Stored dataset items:
——
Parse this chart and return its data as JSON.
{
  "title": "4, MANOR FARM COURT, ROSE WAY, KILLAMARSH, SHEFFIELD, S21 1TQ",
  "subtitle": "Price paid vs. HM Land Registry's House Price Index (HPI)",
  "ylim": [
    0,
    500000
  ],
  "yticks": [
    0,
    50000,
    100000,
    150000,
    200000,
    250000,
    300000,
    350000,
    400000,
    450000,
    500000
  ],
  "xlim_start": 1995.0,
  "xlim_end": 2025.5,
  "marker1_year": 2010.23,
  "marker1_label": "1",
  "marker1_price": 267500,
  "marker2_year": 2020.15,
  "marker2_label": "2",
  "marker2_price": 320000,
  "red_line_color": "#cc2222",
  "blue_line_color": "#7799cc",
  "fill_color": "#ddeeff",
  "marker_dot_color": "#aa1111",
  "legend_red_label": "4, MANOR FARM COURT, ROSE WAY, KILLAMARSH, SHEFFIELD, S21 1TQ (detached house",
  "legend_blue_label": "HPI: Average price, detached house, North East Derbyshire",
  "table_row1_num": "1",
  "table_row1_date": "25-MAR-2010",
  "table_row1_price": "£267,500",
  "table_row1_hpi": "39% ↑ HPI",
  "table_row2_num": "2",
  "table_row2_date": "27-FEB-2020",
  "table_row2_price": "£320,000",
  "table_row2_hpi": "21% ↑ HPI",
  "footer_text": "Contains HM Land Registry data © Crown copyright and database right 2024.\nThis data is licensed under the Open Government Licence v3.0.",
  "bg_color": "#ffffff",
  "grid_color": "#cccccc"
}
——
Exercise description. Reproduce the data in its entirety, matching each character.

Response to this task.
Parse this chart and return its data as JSON.
{
  "title": "4, MANOR FARM COURT, ROSE WAY, KILLAMARSH, SHEFFIELD, S21 1TQ",
  "subtitle": "Price paid vs. HM Land Registry's House Price Index (HPI)",
  "ylim": [
    0,
    500000
  ],
  "yticks": [
    0,
    50000,
    100000,
    150000,
    200000,
    250000,
    300000,
    350000,
    400000,
    450000,
    500000
  ],
  "xlim_start": 1995.0,
  "xlim_end": 2025.5,
  "marker1_year": 2010.23,
  "marker1_label": "1",
  "marker1_price": 267500,
  "marker2_year": 2020.15,
  "marker2_label": "2",
  "marker2_price": 320000,
  "red_line_color": "#cc2222",
  "blue_line_color": "#7799cc",
  "fill_color": "#ddeeff",
  "marker_dot_color": "#aa1111",
  "legend_red_label": "4, MANOR FARM COURT, ROSE WAY, KILLAMARSH, SHEFFIELD, S21 1TQ (detached house",
  "legend_blue_label": "HPI: Average price, detached house, North East Derbyshire",
  "table_row1_num": "1",
  "table_row1_date": "25-MAR-2010",
  "table_row1_price": "£267,500",
  "table_row1_hpi": "39% ↑ HPI",
  "table_row2_num": "2",
  "table_row2_date": "27-FEB-2020",
  "table_row2_price": "£320,000",
  "table_row2_hpi": "21% ↑ HPI",
  "footer_text": "Contains HM Land Registry data © Crown copyright and database right 2024.\nThis data is licensed under the Open Government Licence v3.0.",
  "bg_color": "#ffffff",
  "grid_color": "#cccccc"
}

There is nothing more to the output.